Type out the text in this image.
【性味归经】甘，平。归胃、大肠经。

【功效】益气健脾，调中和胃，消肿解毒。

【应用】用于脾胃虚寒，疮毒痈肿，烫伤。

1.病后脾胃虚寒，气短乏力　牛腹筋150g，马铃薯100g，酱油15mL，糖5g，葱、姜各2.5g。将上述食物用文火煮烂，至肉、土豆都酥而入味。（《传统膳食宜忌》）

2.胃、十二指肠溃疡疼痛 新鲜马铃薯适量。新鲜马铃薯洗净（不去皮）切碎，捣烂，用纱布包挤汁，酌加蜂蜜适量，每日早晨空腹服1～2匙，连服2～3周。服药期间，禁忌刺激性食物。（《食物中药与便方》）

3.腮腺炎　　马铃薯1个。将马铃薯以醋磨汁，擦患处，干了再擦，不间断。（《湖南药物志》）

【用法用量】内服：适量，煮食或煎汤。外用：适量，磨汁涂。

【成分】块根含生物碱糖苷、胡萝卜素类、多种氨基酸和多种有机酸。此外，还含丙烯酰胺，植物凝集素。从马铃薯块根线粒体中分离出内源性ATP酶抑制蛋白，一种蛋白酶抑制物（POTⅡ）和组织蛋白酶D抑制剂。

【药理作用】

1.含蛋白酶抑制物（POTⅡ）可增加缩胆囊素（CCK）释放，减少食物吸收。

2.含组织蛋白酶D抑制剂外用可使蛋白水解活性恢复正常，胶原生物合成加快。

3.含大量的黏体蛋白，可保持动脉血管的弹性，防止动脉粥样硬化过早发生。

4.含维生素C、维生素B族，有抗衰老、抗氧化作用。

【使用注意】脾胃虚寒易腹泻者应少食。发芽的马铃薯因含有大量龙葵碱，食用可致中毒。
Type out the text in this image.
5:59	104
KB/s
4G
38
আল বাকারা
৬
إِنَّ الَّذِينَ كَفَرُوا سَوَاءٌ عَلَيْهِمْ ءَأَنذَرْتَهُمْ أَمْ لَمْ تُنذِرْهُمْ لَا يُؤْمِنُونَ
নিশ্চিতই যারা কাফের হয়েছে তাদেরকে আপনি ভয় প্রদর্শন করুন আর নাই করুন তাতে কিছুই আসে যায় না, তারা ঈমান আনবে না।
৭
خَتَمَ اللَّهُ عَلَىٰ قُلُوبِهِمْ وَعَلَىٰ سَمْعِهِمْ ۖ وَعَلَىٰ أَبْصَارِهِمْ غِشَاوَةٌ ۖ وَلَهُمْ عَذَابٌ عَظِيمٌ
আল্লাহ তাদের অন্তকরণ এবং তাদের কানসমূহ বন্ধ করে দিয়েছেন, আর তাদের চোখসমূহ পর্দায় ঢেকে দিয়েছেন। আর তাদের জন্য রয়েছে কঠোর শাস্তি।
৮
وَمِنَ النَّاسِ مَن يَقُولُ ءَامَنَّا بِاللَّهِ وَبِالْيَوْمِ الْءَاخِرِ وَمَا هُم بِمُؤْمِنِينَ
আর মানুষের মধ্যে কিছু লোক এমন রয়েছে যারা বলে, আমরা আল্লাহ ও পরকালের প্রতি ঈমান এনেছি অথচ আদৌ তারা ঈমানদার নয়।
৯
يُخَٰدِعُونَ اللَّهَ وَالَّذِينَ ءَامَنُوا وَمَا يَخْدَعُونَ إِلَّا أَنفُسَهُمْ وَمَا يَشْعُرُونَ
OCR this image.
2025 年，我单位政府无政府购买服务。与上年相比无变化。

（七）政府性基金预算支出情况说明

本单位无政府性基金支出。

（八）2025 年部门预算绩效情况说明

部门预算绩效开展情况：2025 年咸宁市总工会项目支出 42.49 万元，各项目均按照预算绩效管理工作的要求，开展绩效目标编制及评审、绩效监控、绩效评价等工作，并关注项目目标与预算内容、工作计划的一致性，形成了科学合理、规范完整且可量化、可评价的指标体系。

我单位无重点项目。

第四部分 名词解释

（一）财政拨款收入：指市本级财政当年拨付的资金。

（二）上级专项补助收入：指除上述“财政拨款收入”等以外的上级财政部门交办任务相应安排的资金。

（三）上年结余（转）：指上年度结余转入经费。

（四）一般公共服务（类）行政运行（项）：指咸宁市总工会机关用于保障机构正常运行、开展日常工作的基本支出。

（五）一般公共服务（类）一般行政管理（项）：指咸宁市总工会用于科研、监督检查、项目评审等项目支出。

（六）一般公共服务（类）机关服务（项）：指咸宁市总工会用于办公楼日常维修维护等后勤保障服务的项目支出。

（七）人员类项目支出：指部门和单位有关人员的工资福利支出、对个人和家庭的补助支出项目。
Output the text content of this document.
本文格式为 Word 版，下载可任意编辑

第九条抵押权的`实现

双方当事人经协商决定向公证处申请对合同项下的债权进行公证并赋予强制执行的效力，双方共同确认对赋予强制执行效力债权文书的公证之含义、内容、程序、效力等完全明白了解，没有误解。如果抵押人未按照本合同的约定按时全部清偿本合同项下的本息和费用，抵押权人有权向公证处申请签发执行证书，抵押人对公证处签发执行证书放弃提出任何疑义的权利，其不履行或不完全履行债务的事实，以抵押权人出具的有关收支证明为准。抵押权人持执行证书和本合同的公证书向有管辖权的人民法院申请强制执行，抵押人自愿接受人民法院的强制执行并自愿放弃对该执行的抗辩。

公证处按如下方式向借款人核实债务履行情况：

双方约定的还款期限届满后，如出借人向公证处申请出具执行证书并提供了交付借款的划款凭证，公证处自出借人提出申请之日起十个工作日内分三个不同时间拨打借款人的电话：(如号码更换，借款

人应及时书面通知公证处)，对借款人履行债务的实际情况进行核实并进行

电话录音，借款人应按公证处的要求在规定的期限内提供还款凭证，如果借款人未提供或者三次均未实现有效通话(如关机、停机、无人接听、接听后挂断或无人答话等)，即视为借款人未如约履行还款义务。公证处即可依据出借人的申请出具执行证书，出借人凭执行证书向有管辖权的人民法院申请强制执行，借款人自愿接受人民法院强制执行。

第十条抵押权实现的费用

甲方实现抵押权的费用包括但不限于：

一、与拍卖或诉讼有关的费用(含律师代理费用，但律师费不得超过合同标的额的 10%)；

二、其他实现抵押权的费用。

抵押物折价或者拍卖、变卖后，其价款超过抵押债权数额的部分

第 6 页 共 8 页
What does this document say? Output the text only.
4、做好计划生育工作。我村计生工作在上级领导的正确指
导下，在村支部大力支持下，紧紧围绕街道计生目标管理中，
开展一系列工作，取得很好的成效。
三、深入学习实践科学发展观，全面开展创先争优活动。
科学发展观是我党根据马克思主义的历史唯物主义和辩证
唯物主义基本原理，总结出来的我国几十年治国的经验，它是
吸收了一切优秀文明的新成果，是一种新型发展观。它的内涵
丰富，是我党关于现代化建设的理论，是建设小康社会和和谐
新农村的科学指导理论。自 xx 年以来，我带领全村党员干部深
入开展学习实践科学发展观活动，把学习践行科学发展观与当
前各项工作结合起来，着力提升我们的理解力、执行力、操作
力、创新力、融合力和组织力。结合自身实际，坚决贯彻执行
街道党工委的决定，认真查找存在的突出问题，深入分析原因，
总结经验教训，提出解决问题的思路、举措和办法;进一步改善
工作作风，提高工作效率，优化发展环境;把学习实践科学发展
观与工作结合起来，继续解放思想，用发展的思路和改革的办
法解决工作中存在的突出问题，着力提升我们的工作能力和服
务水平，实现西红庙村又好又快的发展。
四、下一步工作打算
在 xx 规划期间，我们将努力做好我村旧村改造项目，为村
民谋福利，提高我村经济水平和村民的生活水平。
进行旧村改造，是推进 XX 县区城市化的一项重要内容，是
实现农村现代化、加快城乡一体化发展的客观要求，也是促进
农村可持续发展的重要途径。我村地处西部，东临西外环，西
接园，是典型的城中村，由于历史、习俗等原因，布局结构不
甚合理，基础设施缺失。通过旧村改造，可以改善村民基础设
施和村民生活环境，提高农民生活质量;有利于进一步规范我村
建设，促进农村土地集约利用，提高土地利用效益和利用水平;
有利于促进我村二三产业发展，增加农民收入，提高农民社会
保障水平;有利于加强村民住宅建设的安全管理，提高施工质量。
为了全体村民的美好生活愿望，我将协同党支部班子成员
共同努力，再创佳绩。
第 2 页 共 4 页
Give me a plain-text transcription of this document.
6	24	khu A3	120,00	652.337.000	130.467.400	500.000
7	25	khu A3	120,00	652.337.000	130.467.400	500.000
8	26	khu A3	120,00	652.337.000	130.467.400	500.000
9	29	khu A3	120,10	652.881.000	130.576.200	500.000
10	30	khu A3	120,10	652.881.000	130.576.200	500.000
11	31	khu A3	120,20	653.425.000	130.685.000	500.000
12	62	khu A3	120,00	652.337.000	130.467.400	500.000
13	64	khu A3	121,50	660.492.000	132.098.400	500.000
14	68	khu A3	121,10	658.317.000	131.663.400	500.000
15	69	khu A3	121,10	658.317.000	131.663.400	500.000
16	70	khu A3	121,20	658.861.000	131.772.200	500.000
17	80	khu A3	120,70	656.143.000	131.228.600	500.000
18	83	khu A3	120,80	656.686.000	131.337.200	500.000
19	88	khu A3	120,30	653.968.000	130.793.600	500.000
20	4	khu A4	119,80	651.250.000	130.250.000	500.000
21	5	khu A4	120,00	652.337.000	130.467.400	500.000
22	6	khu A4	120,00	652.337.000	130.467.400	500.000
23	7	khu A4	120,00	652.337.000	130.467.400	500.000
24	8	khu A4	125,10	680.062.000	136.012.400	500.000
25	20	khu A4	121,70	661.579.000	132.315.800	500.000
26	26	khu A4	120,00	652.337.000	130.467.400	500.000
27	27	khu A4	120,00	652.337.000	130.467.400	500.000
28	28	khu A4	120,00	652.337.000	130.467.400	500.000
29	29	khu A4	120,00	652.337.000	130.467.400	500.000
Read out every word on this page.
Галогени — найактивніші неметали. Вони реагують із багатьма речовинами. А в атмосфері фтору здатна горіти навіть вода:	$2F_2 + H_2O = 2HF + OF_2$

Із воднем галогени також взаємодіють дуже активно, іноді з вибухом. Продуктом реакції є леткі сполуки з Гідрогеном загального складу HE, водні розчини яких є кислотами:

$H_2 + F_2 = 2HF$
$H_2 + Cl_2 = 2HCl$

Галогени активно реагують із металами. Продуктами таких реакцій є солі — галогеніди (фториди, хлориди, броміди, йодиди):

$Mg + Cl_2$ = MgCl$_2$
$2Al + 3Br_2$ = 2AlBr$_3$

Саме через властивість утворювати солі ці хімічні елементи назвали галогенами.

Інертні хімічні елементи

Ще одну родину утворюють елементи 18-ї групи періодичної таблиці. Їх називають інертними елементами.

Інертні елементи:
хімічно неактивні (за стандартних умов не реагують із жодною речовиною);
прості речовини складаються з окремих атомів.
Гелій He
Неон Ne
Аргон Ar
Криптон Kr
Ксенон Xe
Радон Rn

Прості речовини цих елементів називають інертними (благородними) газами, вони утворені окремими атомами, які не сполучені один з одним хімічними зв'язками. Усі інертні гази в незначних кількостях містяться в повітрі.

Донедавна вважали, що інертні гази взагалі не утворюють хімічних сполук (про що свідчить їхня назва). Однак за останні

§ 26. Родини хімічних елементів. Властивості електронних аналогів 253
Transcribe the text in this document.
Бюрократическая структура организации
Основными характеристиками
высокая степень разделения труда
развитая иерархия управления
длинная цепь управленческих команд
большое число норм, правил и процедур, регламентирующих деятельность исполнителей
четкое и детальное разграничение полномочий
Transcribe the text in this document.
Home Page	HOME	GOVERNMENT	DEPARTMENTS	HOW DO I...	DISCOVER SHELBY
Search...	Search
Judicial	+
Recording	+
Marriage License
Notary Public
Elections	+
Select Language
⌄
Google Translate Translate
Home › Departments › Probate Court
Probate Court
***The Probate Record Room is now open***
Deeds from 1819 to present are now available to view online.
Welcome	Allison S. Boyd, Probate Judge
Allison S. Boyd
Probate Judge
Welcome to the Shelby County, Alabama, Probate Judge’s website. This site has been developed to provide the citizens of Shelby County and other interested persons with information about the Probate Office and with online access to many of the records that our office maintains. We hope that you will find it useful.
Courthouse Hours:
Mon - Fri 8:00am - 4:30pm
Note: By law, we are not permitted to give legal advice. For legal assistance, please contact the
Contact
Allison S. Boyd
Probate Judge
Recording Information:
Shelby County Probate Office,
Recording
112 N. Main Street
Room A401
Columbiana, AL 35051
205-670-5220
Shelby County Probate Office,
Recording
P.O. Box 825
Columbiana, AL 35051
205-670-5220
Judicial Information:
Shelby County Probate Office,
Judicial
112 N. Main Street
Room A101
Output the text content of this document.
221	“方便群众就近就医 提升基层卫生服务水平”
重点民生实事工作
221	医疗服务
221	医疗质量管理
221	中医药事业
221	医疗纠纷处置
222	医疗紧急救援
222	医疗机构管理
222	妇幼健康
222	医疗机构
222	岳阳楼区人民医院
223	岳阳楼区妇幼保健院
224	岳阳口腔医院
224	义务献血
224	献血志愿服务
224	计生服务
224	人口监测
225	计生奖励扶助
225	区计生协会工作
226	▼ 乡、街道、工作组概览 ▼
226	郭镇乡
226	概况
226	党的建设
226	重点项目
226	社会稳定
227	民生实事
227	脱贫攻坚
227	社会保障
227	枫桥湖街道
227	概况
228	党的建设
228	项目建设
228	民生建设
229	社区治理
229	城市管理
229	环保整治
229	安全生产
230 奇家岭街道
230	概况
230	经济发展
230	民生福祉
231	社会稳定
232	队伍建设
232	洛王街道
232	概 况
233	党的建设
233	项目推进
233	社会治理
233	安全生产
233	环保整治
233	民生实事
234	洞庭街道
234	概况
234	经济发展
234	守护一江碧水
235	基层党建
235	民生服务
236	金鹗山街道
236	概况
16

------------

■ Exercise:
Search the data above for lines holding "一般公共服务" and copy each of them.

■ Exercise output:
（四）一般公共服务（类）行政运行（项）：指咸宁市总工会机关用于保障机构正常运行、开展日常工作的基本支出。
（五）一般公共服务（类）一般行政管理（项）：指咸宁市总工会用于科研、监督检查、项目评审等项目支出。
（六）一般公共服务（类）机关服务（项）：指咸宁市总工会用于办公楼日常维修维护等后勤保障服务的项目支出。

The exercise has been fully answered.